======== Records supplied

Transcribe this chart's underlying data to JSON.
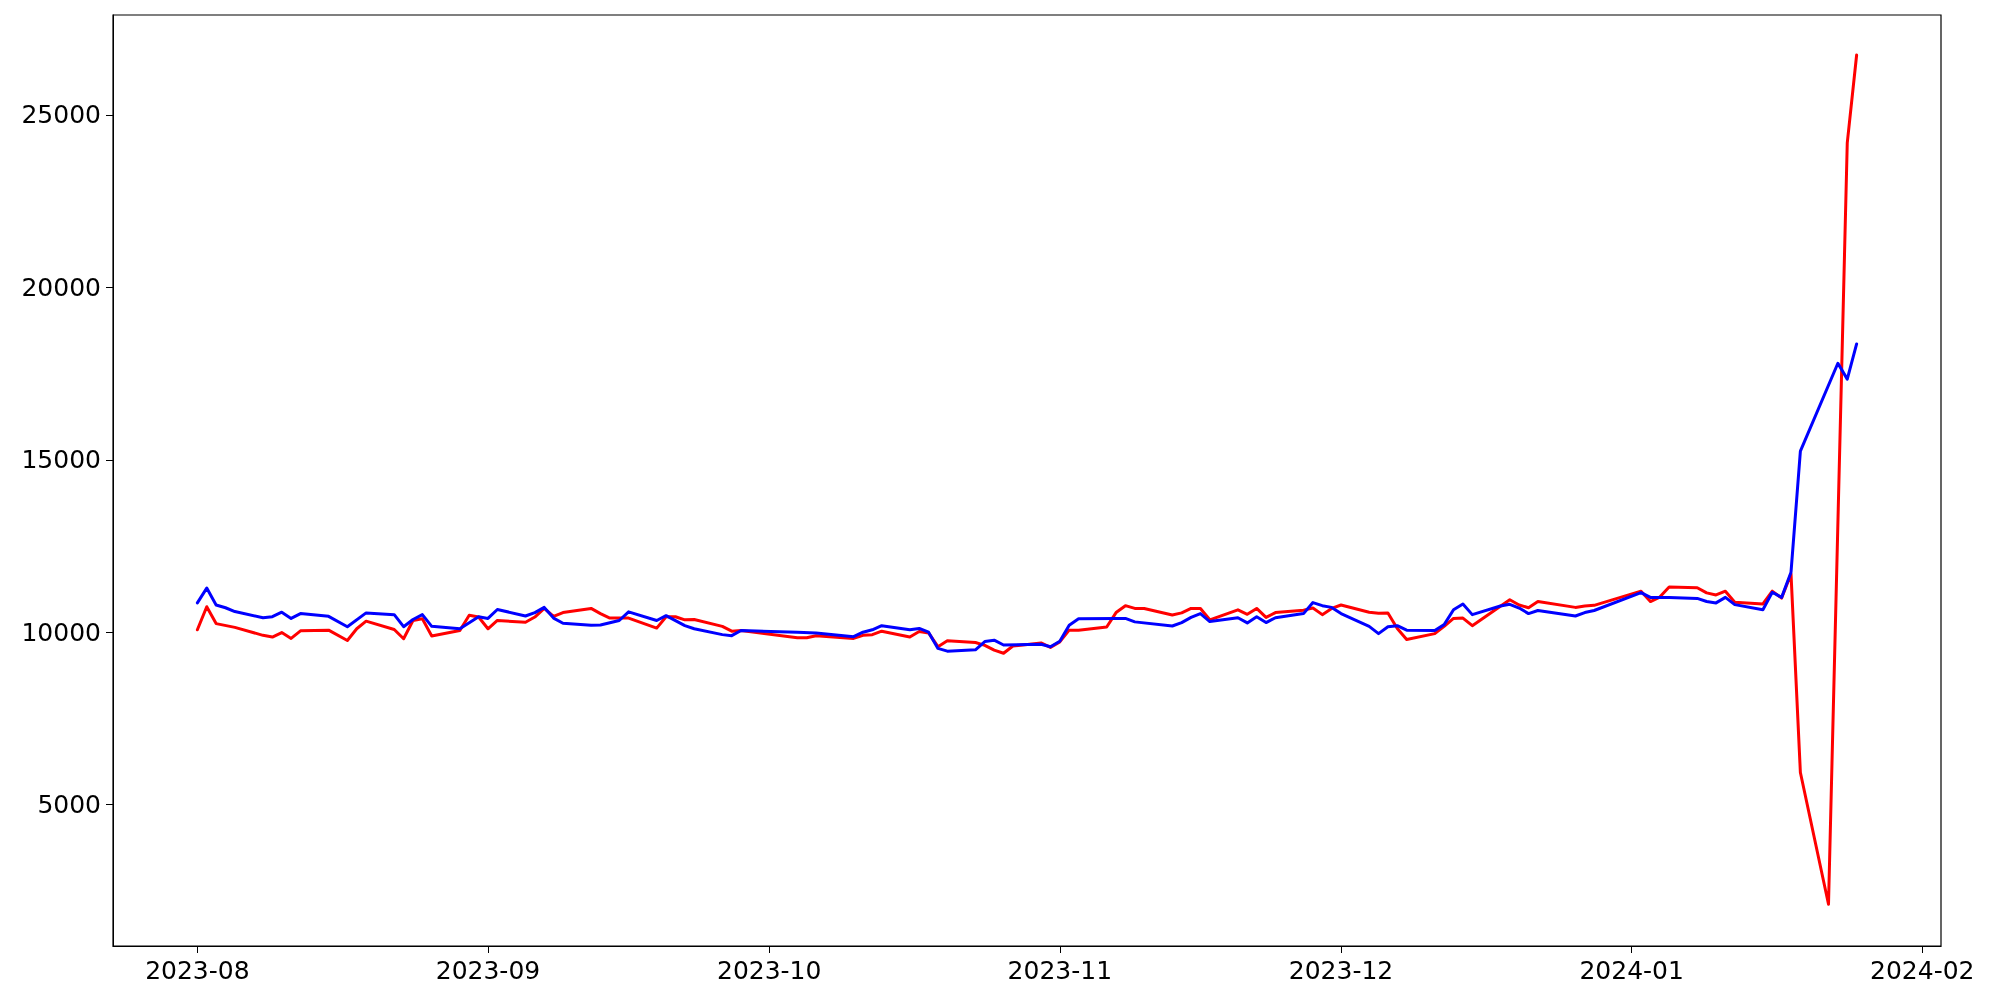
{
  "chart_data": {
    "type": "line",
    "xlim": [
      "2023-07-23",
      "2024-02-03"
    ],
    "xticks": [
      "2023-08",
      "2023-09",
      "2023-10",
      "2023-11",
      "2023-12",
      "2024-01",
      "2024-02"
    ],
    "ylim": [
      900,
      27900
    ],
    "yticks": [
      5000,
      10000,
      15000,
      20000,
      25000
    ],
    "grid": false,
    "marker": "none",
    "line_style": "solid",
    "series": [
      {
        "color": "#ff0000",
        "x": [
          "2023-08-01",
          "2023-08-02",
          "2023-08-03",
          "2023-08-05",
          "2023-08-08",
          "2023-08-09",
          "2023-08-10",
          "2023-08-11",
          "2023-08-12",
          "2023-08-15",
          "2023-08-17",
          "2023-08-18",
          "2023-08-19",
          "2023-08-22",
          "2023-08-23",
          "2023-08-24",
          "2023-08-25",
          "2023-08-26",
          "2023-08-29",
          "2023-08-30",
          "2023-08-31",
          "2023-09-01",
          "2023-09-02",
          "2023-09-05",
          "2023-09-06",
          "2023-09-07",
          "2023-09-08",
          "2023-09-09",
          "2023-09-12",
          "2023-09-13",
          "2023-09-14",
          "2023-09-16",
          "2023-09-19",
          "2023-09-20",
          "2023-09-21",
          "2023-09-22",
          "2023-09-23",
          "2023-09-26",
          "2023-09-27",
          "2023-09-28",
          "2023-10-04",
          "2023-10-05",
          "2023-10-06",
          "2023-10-10",
          "2023-10-11",
          "2023-10-12",
          "2023-10-13",
          "2023-10-16",
          "2023-10-17",
          "2023-10-18",
          "2023-10-19",
          "2023-10-20",
          "2023-10-23",
          "2023-10-24",
          "2023-10-25",
          "2023-10-26",
          "2023-10-27",
          "2023-10-30",
          "2023-10-31",
          "2023-11-01",
          "2023-11-02",
          "2023-11-03",
          "2023-11-06",
          "2023-11-07",
          "2023-11-08",
          "2023-11-09",
          "2023-11-10",
          "2023-11-13",
          "2023-11-14",
          "2023-11-15",
          "2023-11-16",
          "2023-11-17",
          "2023-11-20",
          "2023-11-21",
          "2023-11-22",
          "2023-11-23",
          "2023-11-24",
          "2023-11-27",
          "2023-11-28",
          "2023-11-29",
          "2023-11-30",
          "2023-12-01",
          "2023-12-04",
          "2023-12-05",
          "2023-12-06",
          "2023-12-07",
          "2023-12-08",
          "2023-12-11",
          "2023-12-12",
          "2023-12-13",
          "2023-12-14",
          "2023-12-15",
          "2023-12-19",
          "2023-12-20",
          "2023-12-21",
          "2023-12-22",
          "2023-12-26",
          "2023-12-27",
          "2023-12-28",
          "2024-01-02",
          "2024-01-03",
          "2024-01-04",
          "2024-01-05",
          "2024-01-08",
          "2024-01-09",
          "2024-01-10",
          "2024-01-11",
          "2024-01-12",
          "2024-01-15",
          "2024-01-16",
          "2024-01-17",
          "2024-01-18",
          "2024-01-19",
          "2024-01-22",
          "2024-01-24",
          "2024-01-25"
        ],
        "values": [
          10070,
          10740,
          10250,
          10140,
          9910,
          9860,
          9990,
          9820,
          10040,
          10060,
          9760,
          10100,
          10320,
          10080,
          9810,
          10340,
          10390,
          9890,
          10050,
          10490,
          10440,
          10100,
          10340,
          10290,
          10440,
          10690,
          10460,
          10570,
          10690,
          10540,
          10410,
          10410,
          10120,
          10450,
          10450,
          10360,
          10370,
          10170,
          10030,
          10050,
          9840,
          9840,
          9900,
          9820,
          9910,
          9930,
          10030,
          9860,
          10020,
          9980,
          9580,
          9750,
          9700,
          9620,
          9480,
          9390,
          9600,
          9690,
          9560,
          9720,
          10060,
          10060,
          10150,
          10570,
          10770,
          10690,
          10690,
          10500,
          10560,
          10690,
          10690,
          10360,
          10650,
          10520,
          10690,
          10430,
          10570,
          10640,
          10700,
          10510,
          10690,
          10790,
          10580,
          10550,
          10560,
          10110,
          9790,
          9960,
          10170,
          10400,
          10410,
          10190,
          10940,
          10790,
          10710,
          10890,
          10720,
          10760,
          10780,
          11190,
          10890,
          11020,
          11310,
          11290,
          11140,
          11080,
          11190,
          10870,
          10820,
          11190,
          10990,
          11690,
          5930,
          2110,
          24190,
          26740
        ]
      },
      {
        "color": "#0000ff",
        "x": [
          "2023-08-01",
          "2023-08-02",
          "2023-08-03",
          "2023-08-04",
          "2023-08-05",
          "2023-08-08",
          "2023-08-09",
          "2023-08-10",
          "2023-08-11",
          "2023-08-12",
          "2023-08-15",
          "2023-08-17",
          "2023-08-19",
          "2023-08-22",
          "2023-08-23",
          "2023-08-24",
          "2023-08-25",
          "2023-08-26",
          "2023-08-29",
          "2023-08-31",
          "2023-09-01",
          "2023-09-02",
          "2023-09-05",
          "2023-09-06",
          "2023-09-07",
          "2023-09-08",
          "2023-09-09",
          "2023-09-12",
          "2023-09-13",
          "2023-09-15",
          "2023-09-16",
          "2023-09-19",
          "2023-09-20",
          "2023-09-22",
          "2023-09-23",
          "2023-09-26",
          "2023-09-27",
          "2023-09-28",
          "2023-10-04",
          "2023-10-06",
          "2023-10-10",
          "2023-10-11",
          "2023-10-12",
          "2023-10-13",
          "2023-10-16",
          "2023-10-17",
          "2023-10-18",
          "2023-10-19",
          "2023-10-20",
          "2023-10-23",
          "2023-10-24",
          "2023-10-25",
          "2023-10-26",
          "2023-10-30",
          "2023-10-31",
          "2023-11-01",
          "2023-11-02",
          "2023-11-03",
          "2023-11-07",
          "2023-11-08",
          "2023-11-09",
          "2023-11-13",
          "2023-11-14",
          "2023-11-15",
          "2023-11-16",
          "2023-11-17",
          "2023-11-20",
          "2023-11-21",
          "2023-11-22",
          "2023-11-23",
          "2023-11-24",
          "2023-11-27",
          "2023-11-28",
          "2023-11-29",
          "2023-11-30",
          "2023-12-01",
          "2023-12-04",
          "2023-12-05",
          "2023-12-06",
          "2023-12-07",
          "2023-12-08",
          "2023-12-11",
          "2023-12-12",
          "2023-12-13",
          "2023-12-14",
          "2023-12-15",
          "2023-12-18",
          "2023-12-19",
          "2023-12-20",
          "2023-12-21",
          "2023-12-22",
          "2023-12-26",
          "2023-12-27",
          "2023-12-28",
          "2024-01-02",
          "2024-01-03",
          "2024-01-05",
          "2024-01-08",
          "2024-01-09",
          "2024-01-10",
          "2024-01-11",
          "2024-01-12",
          "2024-01-15",
          "2024-01-16",
          "2024-01-17",
          "2024-01-18",
          "2024-01-19",
          "2024-01-23",
          "2024-01-24",
          "2024-01-25"
        ],
        "values": [
          10850,
          11280,
          10790,
          10710,
          10600,
          10420,
          10450,
          10580,
          10400,
          10540,
          10460,
          10160,
          10560,
          10510,
          10160,
          10370,
          10510,
          10170,
          10100,
          10450,
          10400,
          10660,
          10470,
          10570,
          10720,
          10410,
          10260,
          10200,
          10210,
          10340,
          10590,
          10340,
          10480,
          10190,
          10100,
          9930,
          9900,
          10050,
          10000,
          9980,
          9870,
          10000,
          10070,
          10190,
          10070,
          10110,
          10000,
          9530,
          9450,
          9490,
          9730,
          9770,
          9630,
          9650,
          9580,
          9740,
          10200,
          10390,
          10400,
          10400,
          10300,
          10180,
          10280,
          10430,
          10540,
          10310,
          10420,
          10270,
          10450,
          10280,
          10420,
          10540,
          10860,
          10770,
          10720,
          10540,
          10170,
          9960,
          10160,
          10190,
          10060,
          10050,
          10220,
          10650,
          10820,
          10510,
          10760,
          10810,
          10700,
          10540,
          10630,
          10470,
          10570,
          10630,
          11150,
          11010,
          11010,
          10980,
          10890,
          10850,
          11010,
          10800,
          10650,
          11160,
          11010,
          11740,
          15250,
          17800,
          17340,
          18360
        ]
      }
    ]
  }
}
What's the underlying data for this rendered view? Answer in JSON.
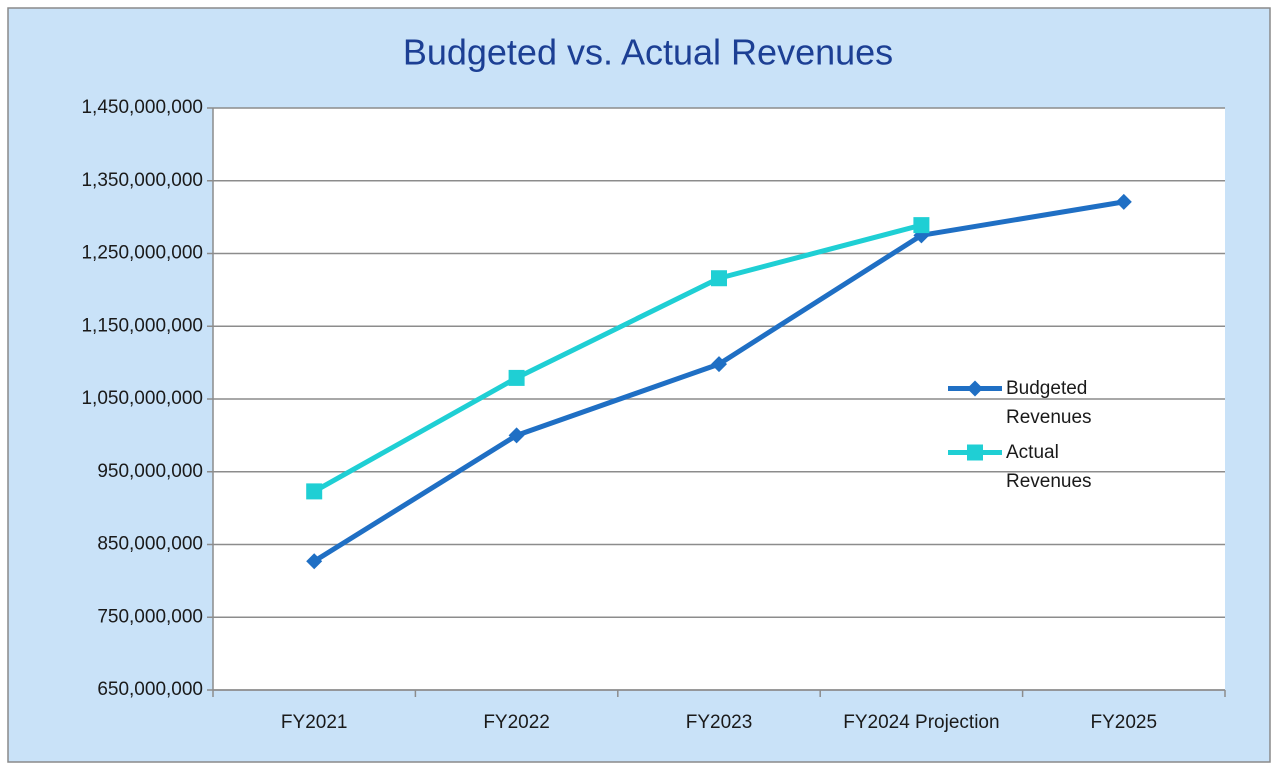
{
  "chart_data": {
    "type": "line",
    "title": "Budgeted vs. Actual Revenues",
    "categories": [
      "FY2021",
      "FY2022",
      "FY2023",
      "FY2024 Projection",
      "FY2025"
    ],
    "series": [
      {
        "name": "Budgeted Revenues",
        "color": "#1f6fc4",
        "marker": "diamond",
        "values": [
          827000000,
          1000000000,
          1098000000,
          1275000000,
          1321000000
        ]
      },
      {
        "name": "Actual Revenues",
        "color": "#1fcfd4",
        "marker": "square",
        "values": [
          923000000,
          1079000000,
          1216000000,
          1289000000,
          null
        ]
      }
    ],
    "ylim": [
      650000000,
      1450000000
    ],
    "yticks": [
      {
        "value": 650000000,
        "label": "650,000,000"
      },
      {
        "value": 750000000,
        "label": "750,000,000"
      },
      {
        "value": 850000000,
        "label": "850,000,000"
      },
      {
        "value": 950000000,
        "label": "950,000,000"
      },
      {
        "value": 1050000000,
        "label": "1,050,000,000"
      },
      {
        "value": 1150000000,
        "label": "1,150,000,000"
      },
      {
        "value": 1250000000,
        "label": "1,250,000,000"
      },
      {
        "value": 1350000000,
        "label": "1,350,000,000"
      },
      {
        "value": 1450000000,
        "label": "1,450,000,000"
      }
    ],
    "grid": true,
    "legend": "right"
  }
}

================

Exercise description »
Without any pictures, reproduce exactly the lines from the line that contains "What's the underlying" to the end of the entries above, both ends included.

Written answer »
What's the underlying data for this rendered view? Answer in JSON.
{
  "chart_data": {
    "type": "line",
    "title": "Budgeted vs. Actual Revenues",
    "categories": [
      "FY2021",
      "FY2022",
      "FY2023",
      "FY2024 Projection",
      "FY2025"
    ],
    "series": [
      {
        "name": "Budgeted Revenues",
        "color": "#1f6fc4",
        "marker": "diamond",
        "values": [
          827000000,
          1000000000,
          1098000000,
          1275000000,
          1321000000
        ]
      },
      {
        "name": "Actual Revenues",
        "color": "#1fcfd4",
        "marker": "square",
        "values": [
          923000000,
          1079000000,
          1216000000,
          1289000000,
          null
        ]
      }
    ],
    "ylim": [
      650000000,
      1450000000
    ],
    "yticks": [
      {
        "value": 650000000,
        "label": "650,000,000"
      },
      {
        "value": 750000000,
        "label": "750,000,000"
      },
      {
        "value": 850000000,
        "label": "850,000,000"
      },
      {
        "value": 950000000,
        "label": "950,000,000"
      },
      {
        "value": 1050000000,
        "label": "1,050,000,000"
      },
      {
        "value": 1150000000,
        "label": "1,150,000,000"
      },
      {
        "value": 1250000000,
        "label": "1,250,000,000"
      },
      {
        "value": 1350000000,
        "label": "1,350,000,000"
      },
      {
        "value": 1450000000,
        "label": "1,450,000,000"
      }
    ],
    "grid": true,
    "legend": "right"
  }
}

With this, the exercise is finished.